_Text_:
# Suggest me 5.1 audio system under Rs.20,000



## Rinoy (Jul 15, 2015)

Suggest me 5.1 audio system under 20k. i want to get audio output from Minix Neo X8-H Plus media Player. The audio output is via Optical In. I Saw Logitech z906(500w) with optical in for 21K and also Philips HTD5580 dvd player(1000w) with Optical In it also have wireless rear tallboy speaker. otherwise im looking forward to buy a Digital Optical / Coxail to Analog 5.1 Channel Audio Decoder to connect Media Player for get audio through optical in 
 
if there is any 5.1ch system with optical in pls suggest me. 
Thank You


----------



## mitraark (Oct 5, 2015)

Im somewhat on the same boat as you are, for some reason the buzz with 5.1 is really now nowadays, i think more people are going for stereo expereince now.


----------



## mitraark (Oct 18, 2015)

_Entries shown_:
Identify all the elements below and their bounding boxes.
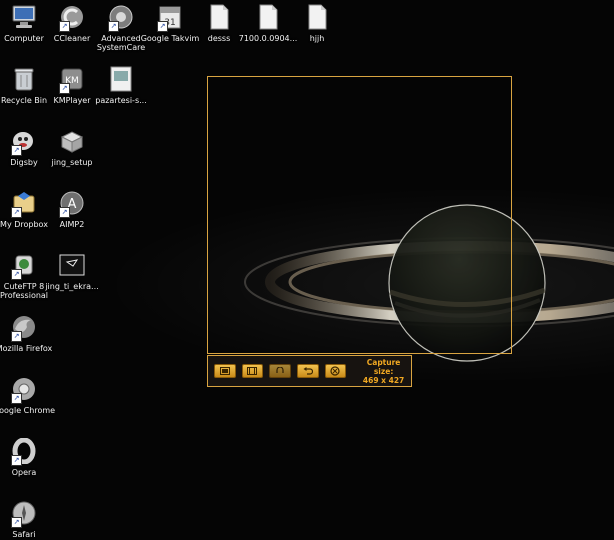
desktop-icon-label: Mozilla Firefox bbox=[0, 344, 53, 353]
digsby-icon: ↗ bbox=[9, 126, 39, 156]
capture-selection-frame[interactable] bbox=[207, 76, 512, 354]
desktop-icon-label: jing_setup bbox=[51, 158, 93, 167]
file-icon bbox=[253, 2, 283, 32]
aimp-icon: A ↗ bbox=[57, 188, 87, 218]
capture-audio-icon bbox=[276, 367, 284, 373]
file-icon bbox=[204, 2, 234, 32]
desktop-icon-aimp2[interactable]: A ↗ AIMP2 bbox=[40, 188, 104, 229]
image-file-icon bbox=[106, 64, 136, 94]
desktop-icon-label: Google Chrome bbox=[0, 406, 56, 415]
opera-icon: ↗ bbox=[9, 436, 39, 466]
cancel-button[interactable] bbox=[324, 364, 347, 378]
google-calendar-icon: 31 ↗ bbox=[155, 2, 185, 32]
desktop-icon-label: Safari bbox=[12, 530, 36, 539]
desktop-icon-label: AIMP2 bbox=[59, 220, 85, 229]
setup-box-icon bbox=[57, 126, 87, 156]
undo-button[interactable] bbox=[296, 364, 319, 378]
undo-icon bbox=[303, 367, 313, 375]
desktop-icon-jing-setup[interactable]: jing_setup bbox=[40, 126, 104, 167]
safari-icon: ↗ bbox=[9, 498, 39, 528]
desktop-icon-jing-ti-ekra[interactable]: jing_ti_ekra... bbox=[40, 250, 104, 291]
ccleaner-icon: ↗ bbox=[57, 2, 87, 32]
desktop-icon-opera[interactable]: ↗ Opera bbox=[0, 436, 56, 477]
image-file-icon bbox=[57, 250, 87, 280]
desktop-icon-pazartesi[interactable]: pazartesi-s... bbox=[89, 64, 153, 105]
dropbox-icon: ↗ bbox=[9, 188, 39, 218]
capture-video-icon bbox=[247, 367, 258, 375]
capture-audio-button[interactable] bbox=[269, 364, 291, 378]
firefox-icon: ↗ bbox=[9, 312, 39, 342]
advanced-systemcare-icon: ↗ bbox=[106, 2, 136, 32]
capture-size-readout: Capture size: 469 x 427 bbox=[356, 358, 411, 385]
desktop-icon-mozilla-firefox[interactable]: ↗ Mozilla Firefox bbox=[0, 312, 56, 353]
desktop-icon-label: jing_ti_ekra... bbox=[45, 282, 99, 291]
file-icon bbox=[302, 2, 332, 32]
capture-image-icon bbox=[219, 367, 230, 375]
desktop-icon-label: pazartesi-s... bbox=[95, 96, 147, 105]
desktop-icon-google-chrome[interactable]: ↗ Google Chrome bbox=[0, 374, 56, 415]
desktop: Computer Recycle Bin ↗ Digsby ↗ My Dropb… bbox=[0, 0, 614, 540]
chrome-icon: ↗ bbox=[9, 374, 39, 404]
desktop-icon-label: Opera bbox=[11, 468, 37, 477]
capture-video-button[interactable] bbox=[241, 364, 264, 378]
capture-size-value: 469 x 427 bbox=[362, 375, 405, 385]
capture-image-button[interactable] bbox=[214, 364, 236, 378]
capture-toolbar: Capture size: 469 x 427 bbox=[207, 355, 412, 387]
cuteftp-icon: ↗ bbox=[9, 250, 39, 280]
kmplayer-icon: KM ↗ bbox=[57, 64, 87, 94]
capture-size-title: Capture size: bbox=[366, 357, 401, 376]
desktop-icon-label: hjjh bbox=[309, 34, 325, 43]
recycle-bin-icon bbox=[9, 64, 39, 94]
computer-icon bbox=[9, 2, 39, 32]
cancel-icon bbox=[330, 366, 340, 376]
desktop-icon-hjjh[interactable]: hjjh bbox=[285, 2, 349, 43]
desktop-icon-safari[interactable]: ↗ Safari bbox=[0, 498, 56, 539]
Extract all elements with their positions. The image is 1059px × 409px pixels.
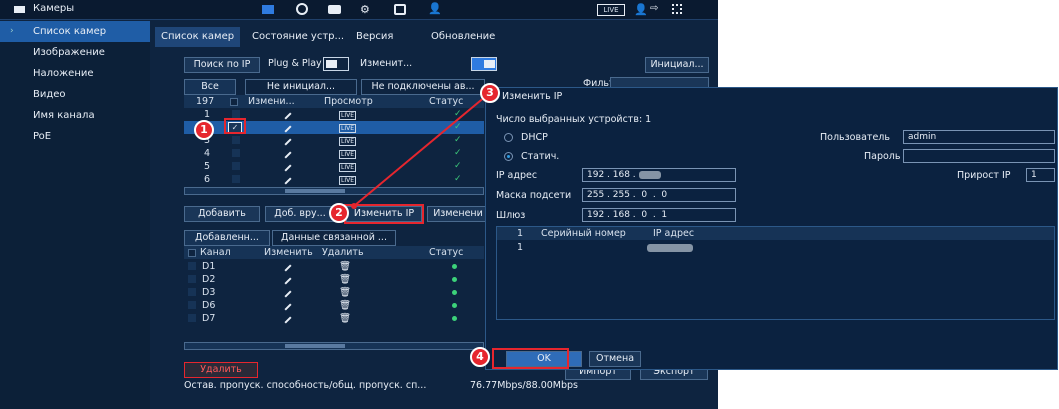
annotation-arrow xyxy=(351,95,487,209)
callout-2: 2 xyxy=(329,203,349,223)
callout-1: 1 xyxy=(194,120,214,140)
callout-3: 3 xyxy=(480,83,500,103)
callout-4: 4 xyxy=(470,347,490,367)
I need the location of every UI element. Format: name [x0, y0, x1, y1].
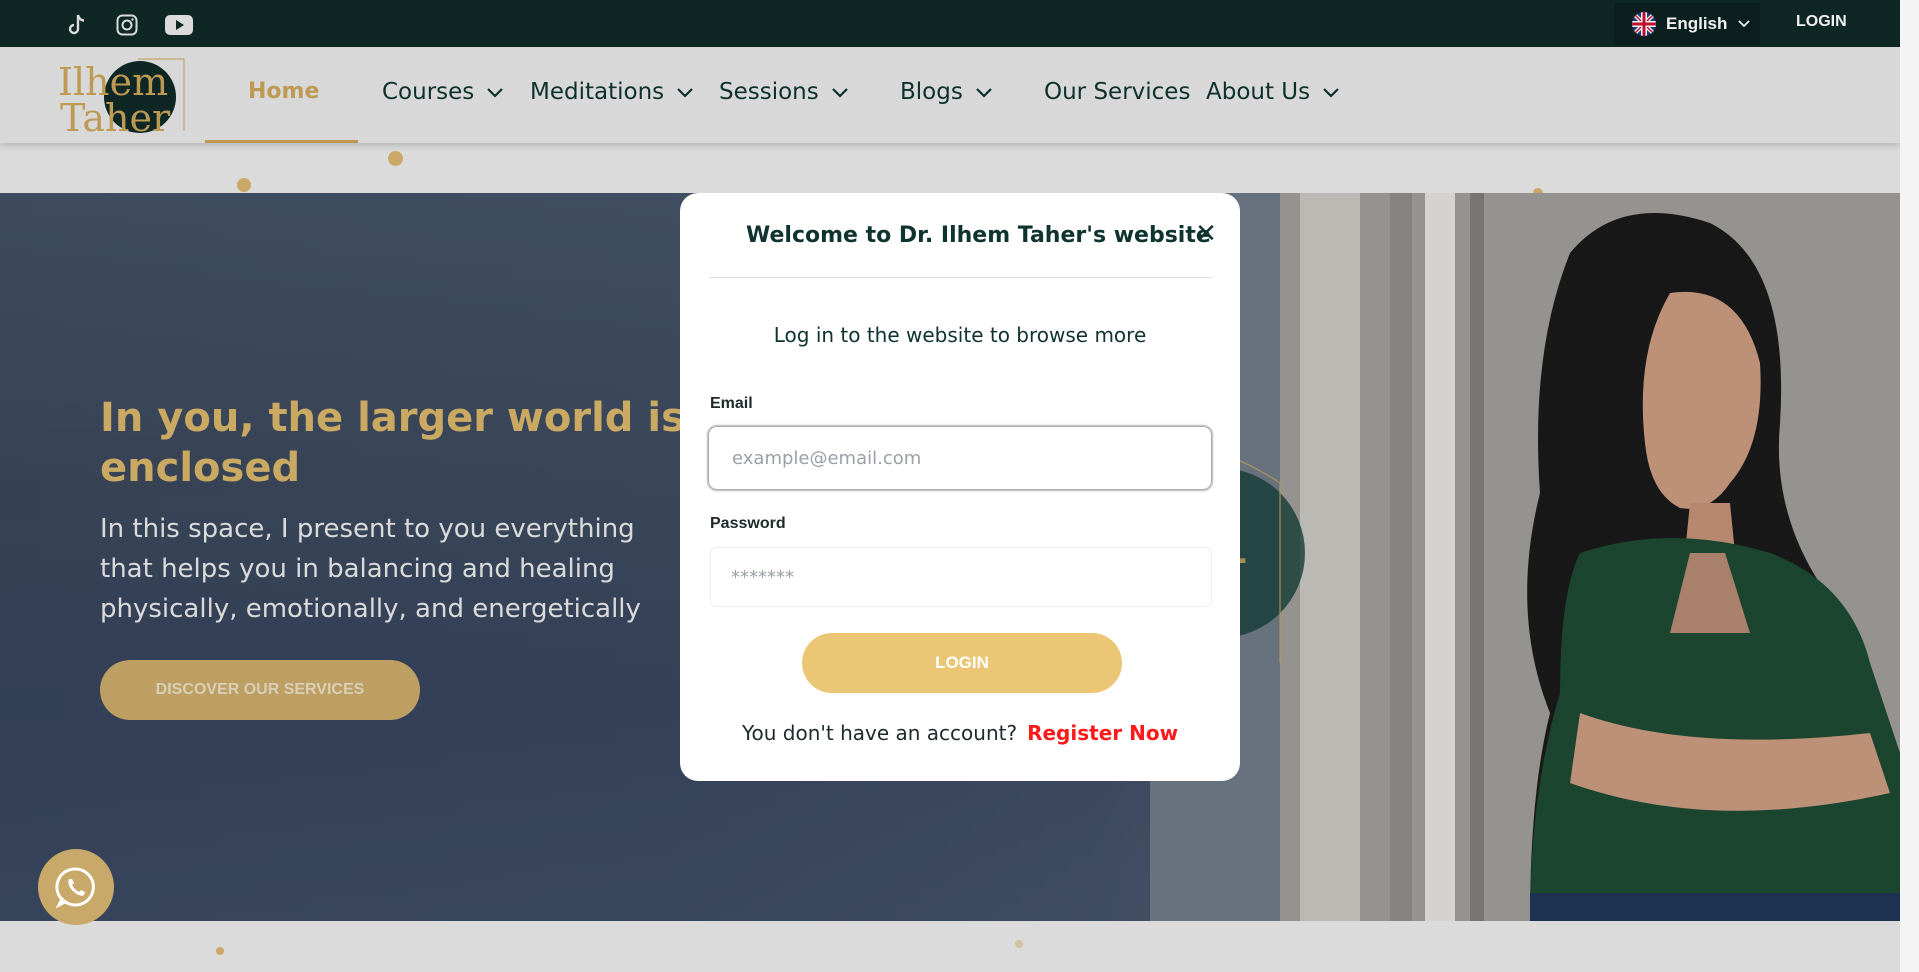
modal-title: Welcome to Dr. Ilhem Taher's website — [746, 223, 1211, 248]
top-bar: English LOGIN — [0, 0, 1900, 47]
scrollbar[interactable] — [1900, 0, 1919, 972]
no-account-text: You don't have an account? — [741, 721, 1018, 745]
nav-courses-label: Courses — [382, 79, 475, 105]
nav-sessions[interactable]: Sessions — [719, 79, 849, 105]
discover-services-button[interactable]: DISCOVER OUR SERVICES — [100, 660, 420, 720]
hero-title: In you, the larger world is enclosed — [100, 395, 685, 491]
email-field[interactable] — [707, 425, 1213, 491]
youtube-icon[interactable] — [164, 12, 194, 38]
nav-sessions-label: Sessions — [719, 79, 819, 105]
decor-dot — [237, 178, 251, 192]
nav-about-label: About Us — [1206, 79, 1311, 105]
svg-text:Taher: Taher — [60, 96, 171, 135]
chevron-down-icon — [831, 79, 849, 105]
decor-dot — [388, 151, 403, 166]
nav-courses[interactable]: Courses — [382, 79, 504, 105]
site-logo[interactable]: Ilhem Taher — [58, 53, 188, 140]
main-nav: Ilhem Taher Home Courses Meditations Ses… — [0, 47, 1900, 143]
chevron-down-icon — [486, 79, 504, 105]
nav-our-services[interactable]: Our Services — [1044, 79, 1190, 105]
decor-dot — [1015, 940, 1023, 948]
instagram-icon[interactable] — [114, 12, 140, 38]
hero-description: In this space, I present to you everythi… — [100, 514, 641, 624]
modal-divider — [710, 277, 1212, 278]
nav-blogs-label: Blogs — [900, 79, 963, 105]
register-link[interactable]: Register Now — [1027, 721, 1178, 745]
top-login-link[interactable]: LOGIN — [1796, 13, 1847, 31]
tiktok-icon[interactable] — [64, 12, 90, 38]
whatsapp-icon[interactable] — [38, 849, 114, 925]
nav-blogs[interactable]: Blogs — [900, 79, 993, 105]
nav-meditations-label: Meditations — [530, 79, 665, 105]
chevron-down-icon — [1737, 14, 1751, 34]
hero-portrait-image: n — [1150, 193, 1900, 921]
login-button[interactable]: LOGIN — [802, 633, 1122, 693]
chevron-down-icon — [975, 79, 993, 105]
chevron-down-icon — [1322, 79, 1340, 105]
nav-meditations[interactable]: Meditations — [530, 79, 694, 105]
uk-flag-icon — [1632, 12, 1656, 36]
password-label: Password — [710, 515, 786, 532]
password-field[interactable] — [710, 547, 1212, 607]
email-label: Email — [710, 395, 753, 412]
language-label: English — [1666, 14, 1728, 33]
register-row: You don't have an account? Register Now — [680, 721, 1240, 745]
close-icon[interactable]: ✕ — [1192, 218, 1220, 248]
active-underline — [205, 140, 358, 143]
login-modal: Welcome to Dr. Ilhem Taher's website ✕ L… — [680, 193, 1240, 781]
nav-home[interactable]: Home — [248, 79, 319, 104]
nav-about-us[interactable]: About Us — [1206, 79, 1340, 105]
decor-dot — [216, 947, 224, 955]
language-selector[interactable]: English — [1614, 3, 1760, 45]
modal-subtitle: Log in to the website to browse more — [773, 323, 1147, 347]
chevron-down-icon — [676, 79, 694, 105]
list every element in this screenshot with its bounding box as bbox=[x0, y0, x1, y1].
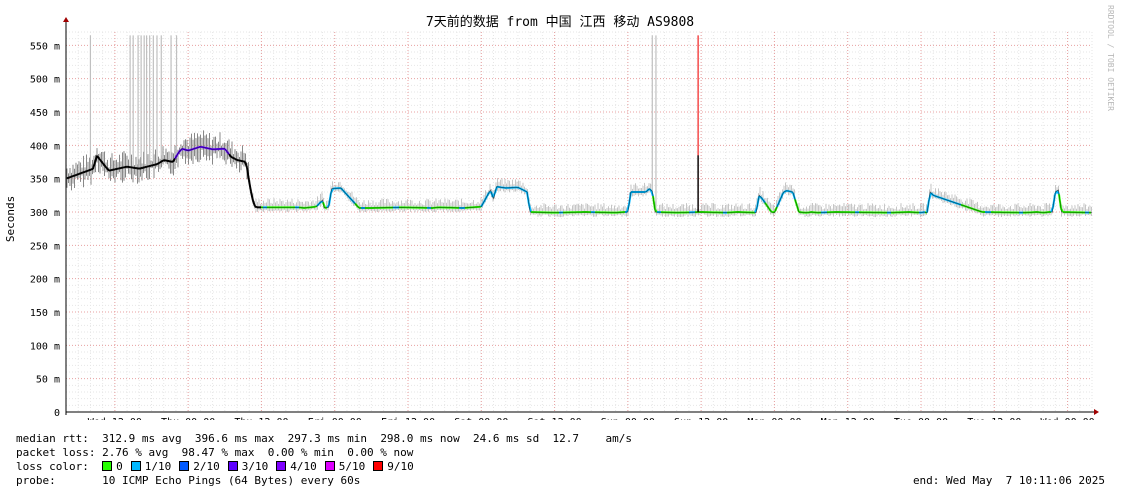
loss-color-swatch bbox=[324, 461, 335, 471]
median-rtt-label: median rtt: bbox=[16, 432, 89, 445]
x-tick-label: Sun 12:00 bbox=[674, 417, 728, 420]
loss-color-item-label: 2/10 bbox=[193, 460, 220, 473]
x-tick-label: Thu 00:00 bbox=[161, 417, 215, 420]
loss-color-item: 4/10 bbox=[276, 460, 317, 473]
chart-title: 7天前的数据 from 中国 江西 移动 AS9808 bbox=[426, 14, 694, 30]
y-axis-label: Seconds bbox=[4, 196, 17, 242]
loss-color-item-label: 0 bbox=[116, 460, 123, 473]
packet-loss-avg: 2.76 % avg bbox=[102, 446, 169, 459]
median-rtt-avg: 312.9 ms avg bbox=[102, 432, 182, 445]
x-tick-label: Fri 12:00 bbox=[381, 417, 435, 420]
loss-color-item-label: 9/10 bbox=[387, 460, 414, 473]
x-tick-label: Sat 00:00 bbox=[454, 417, 508, 420]
loss-color-swatch bbox=[276, 461, 287, 471]
y-tick-label: 400 m bbox=[30, 141, 60, 152]
x-tick-label: Sun 00:00 bbox=[601, 417, 655, 420]
y-tick-label: 300 m bbox=[30, 208, 60, 219]
legend-end-time: end: Wed May 7 10:11:06 2025 bbox=[912, 474, 1105, 487]
legend-packet-loss: packet loss: 2.76 % avg 98.47 % max 0.00… bbox=[16, 446, 413, 459]
loss-color-item: 5/10 bbox=[324, 460, 366, 473]
median-rtt-am-s: 12.7 am/s bbox=[552, 432, 633, 445]
loss-color-swatch bbox=[373, 461, 384, 471]
x-tick-label: Sat 12:00 bbox=[527, 417, 581, 420]
chart-svg: 0 50 m 100 m 150 m 200 m 250 m 300 m 350 m 400 m… bbox=[4, 5, 1115, 420]
median-rtt-min: 297.3 ms min bbox=[287, 432, 368, 445]
x-tick-label: Wed 00:00 bbox=[1040, 417, 1094, 420]
loss-color-swatch bbox=[179, 461, 190, 471]
packet-loss-min: 0.00 % min bbox=[267, 446, 334, 459]
loss-color-item-label: 5/10 bbox=[338, 460, 366, 473]
loss-color-swatch bbox=[227, 461, 238, 471]
packet-loss-now: 0.00 % now bbox=[347, 446, 414, 459]
probe-value: 10 ICMP Echo Pings (64 Bytes) every 60s bbox=[102, 474, 361, 487]
probe-label: probe: bbox=[16, 474, 56, 487]
y-tick-label: 0 bbox=[54, 408, 60, 419]
loss-color-item-label: 3/10 bbox=[241, 460, 269, 473]
y-tick-label: 350 m bbox=[30, 175, 60, 186]
x-tick-label: Tue 00:00 bbox=[894, 417, 948, 420]
loss-color-item: 0 bbox=[102, 460, 123, 473]
median-rtt-now: 298.0 ms now bbox=[380, 432, 460, 445]
legend-median-rtt: median rtt: 312.9 ms avg 396.6 ms max 29… bbox=[16, 432, 632, 445]
loss-color-items: 0 1/10 2/10 3/10 4/10 5/10 9/10 bbox=[102, 460, 422, 473]
y-tick-label: 150 m bbox=[30, 308, 60, 319]
loss-color-item: 2/10 bbox=[179, 460, 220, 473]
legend-loss-color: loss color: 0 1/10 2/10 3/10 4/10 5/10 9/10 bbox=[16, 460, 422, 473]
loss-color-item: 1/10 bbox=[130, 460, 172, 473]
median-rtt-max: 396.6 ms max bbox=[194, 432, 275, 445]
y-tick-label: 250 m bbox=[30, 241, 60, 252]
loss-color-swatch bbox=[130, 461, 141, 471]
legend-probe: probe: 10 ICMP Echo Pings (64 Bytes) eve… bbox=[16, 474, 360, 487]
x-axis-arrow bbox=[1094, 409, 1099, 415]
y-axis-arrow bbox=[63, 17, 69, 22]
loss-color-item-label: 1/10 bbox=[144, 460, 172, 473]
median-rtt-sd: 24.6 ms sd bbox=[473, 432, 540, 445]
x-tick-label: Fri 00:00 bbox=[308, 417, 362, 420]
rrdtool-watermark: RRDTOOL / TOBI OETIKER bbox=[1106, 5, 1115, 111]
smokeping-graph: 0 50 m 100 m 150 m 200 m 250 m 300 m 350 m 400 m… bbox=[0, 0, 1121, 494]
packet-loss-max: 98.47 % max bbox=[181, 446, 255, 459]
y-tick-label: 500 m bbox=[30, 75, 60, 86]
y-tick-label: 50 m bbox=[36, 375, 60, 386]
x-tick-label: Thu 12:00 bbox=[234, 417, 288, 420]
y-tick-label: 100 m bbox=[30, 341, 60, 352]
x-tick-label: Mon 00:00 bbox=[747, 417, 801, 420]
y-tick-label: 450 m bbox=[30, 108, 60, 119]
x-tick-label: Wed 12:00 bbox=[88, 417, 142, 420]
loss-color-label: loss color: bbox=[16, 460, 89, 473]
y-tick-label: 200 m bbox=[30, 275, 60, 286]
packet-loss-label: packet loss: bbox=[16, 446, 96, 459]
y-tick-label: 550 m bbox=[30, 41, 60, 52]
loss-color-item-label: 4/10 bbox=[290, 460, 317, 473]
loss-color-item: 3/10 bbox=[227, 460, 269, 473]
x-tick-label: Mon 12:00 bbox=[821, 417, 875, 420]
x-tick-label: Tue 12:00 bbox=[967, 417, 1021, 420]
loss-color-swatch bbox=[102, 461, 113, 471]
loss-color-item: 9/10 bbox=[373, 460, 414, 473]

_Exercise objective_: From the audio system thread above, print everything from "# Suggest me" down to "pls suggest me.", word for word.

_Final result_:
# Suggest me 5.1 audio system under Rs.20,000



## Rinoy (Jul 15, 2015)

Suggest me 5.1 audio system under 20k. i want to get audio output from Minix Neo X8-H Plus media Player. The audio output is via Optical In. I Saw Logitech z906(500w) with optical in for 21K and also Philips HTD5580 dvd player(1000w) with Optical In it also have wireless rear tallboy speaker. otherwise im looking forward to buy a Digital Optical / Coxail to Analog 5.1 Channel Audio Decoder to connect Media Player for get audio through optical in 
 
if there is any 5.1ch system with optical in pls suggest me.